## SHORT TASK
Your task is to extract every entry that follows word for word while excluding the pictures.

Dataset records

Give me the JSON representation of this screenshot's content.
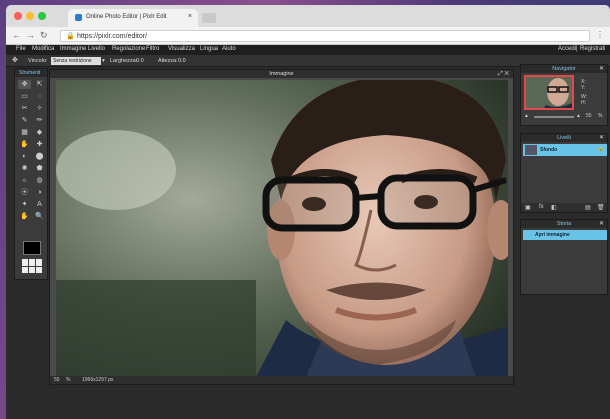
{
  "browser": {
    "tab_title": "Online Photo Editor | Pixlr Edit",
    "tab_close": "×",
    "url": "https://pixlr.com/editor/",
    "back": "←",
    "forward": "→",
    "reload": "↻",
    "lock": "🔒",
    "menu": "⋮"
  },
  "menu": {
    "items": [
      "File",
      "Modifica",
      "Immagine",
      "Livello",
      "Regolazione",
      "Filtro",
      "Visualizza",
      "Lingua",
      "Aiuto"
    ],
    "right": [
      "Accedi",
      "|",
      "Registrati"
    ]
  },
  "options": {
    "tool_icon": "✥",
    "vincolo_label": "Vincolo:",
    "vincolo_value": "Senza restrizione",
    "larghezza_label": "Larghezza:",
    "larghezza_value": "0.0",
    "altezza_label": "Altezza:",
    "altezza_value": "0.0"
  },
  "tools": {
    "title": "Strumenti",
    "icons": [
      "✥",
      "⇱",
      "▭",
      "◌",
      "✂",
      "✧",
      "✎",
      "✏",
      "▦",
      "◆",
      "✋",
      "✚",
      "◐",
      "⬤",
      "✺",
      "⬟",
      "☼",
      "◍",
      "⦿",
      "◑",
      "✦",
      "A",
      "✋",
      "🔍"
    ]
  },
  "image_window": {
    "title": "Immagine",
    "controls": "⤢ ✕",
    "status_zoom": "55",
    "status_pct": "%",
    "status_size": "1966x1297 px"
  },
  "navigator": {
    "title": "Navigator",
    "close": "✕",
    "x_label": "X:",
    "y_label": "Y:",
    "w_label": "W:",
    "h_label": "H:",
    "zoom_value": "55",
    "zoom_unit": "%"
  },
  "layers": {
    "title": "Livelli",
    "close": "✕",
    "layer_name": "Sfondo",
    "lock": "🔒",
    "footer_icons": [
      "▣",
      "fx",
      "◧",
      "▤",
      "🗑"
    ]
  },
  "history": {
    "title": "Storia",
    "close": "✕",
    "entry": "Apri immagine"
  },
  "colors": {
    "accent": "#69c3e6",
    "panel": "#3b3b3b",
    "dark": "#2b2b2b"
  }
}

## RESPONSE TO THE EXERCISE
Give me the JSON representation of this screenshot's content.
{
  "browser": {
    "tab_title": "Online Photo Editor | Pixlr Edit",
    "tab_close": "×",
    "url": "https://pixlr.com/editor/",
    "back": "←",
    "forward": "→",
    "reload": "↻",
    "lock": "🔒",
    "menu": "⋮"
  },
  "menu": {
    "items": [
      "File",
      "Modifica",
      "Immagine",
      "Livello",
      "Regolazione",
      "Filtro",
      "Visualizza",
      "Lingua",
      "Aiuto"
    ],
    "right": [
      "Accedi",
      "|",
      "Registrati"
    ]
  },
  "options": {
    "tool_icon": "✥",
    "vincolo_label": "Vincolo:",
    "vincolo_value": "Senza restrizione",
    "larghezza_label": "Larghezza:",
    "larghezza_value": "0.0",
    "altezza_label": "Altezza:",
    "altezza_value": "0.0"
  },
  "tools": {
    "title": "Strumenti",
    "icons": [
      "✥",
      "⇱",
      "▭",
      "◌",
      "✂",
      "✧",
      "✎",
      "✏",
      "▦",
      "◆",
      "✋",
      "✚",
      "◐",
      "⬤",
      "✺",
      "⬟",
      "☼",
      "◍",
      "⦿",
      "◑",
      "✦",
      "A",
      "✋",
      "🔍"
    ]
  },
  "image_window": {
    "title": "Immagine",
    "controls": "⤢ ✕",
    "status_zoom": "55",
    "status_pct": "%",
    "status_size": "1966x1297 px"
  },
  "navigator": {
    "title": "Navigator",
    "close": "✕",
    "x_label": "X:",
    "y_label": "Y:",
    "w_label": "W:",
    "h_label": "H:",
    "zoom_value": "55",
    "zoom_unit": "%"
  },
  "layers": {
    "title": "Livelli",
    "close": "✕",
    "layer_name": "Sfondo",
    "lock": "🔒",
    "footer_icons": [
      "▣",
      "fx",
      "◧",
      "▤",
      "🗑"
    ]
  },
  "history": {
    "title": "Storia",
    "close": "✕",
    "entry": "Apri immagine"
  },
  "colors": {
    "accent": "#69c3e6",
    "panel": "#3b3b3b",
    "dark": "#2b2b2b"
  }
}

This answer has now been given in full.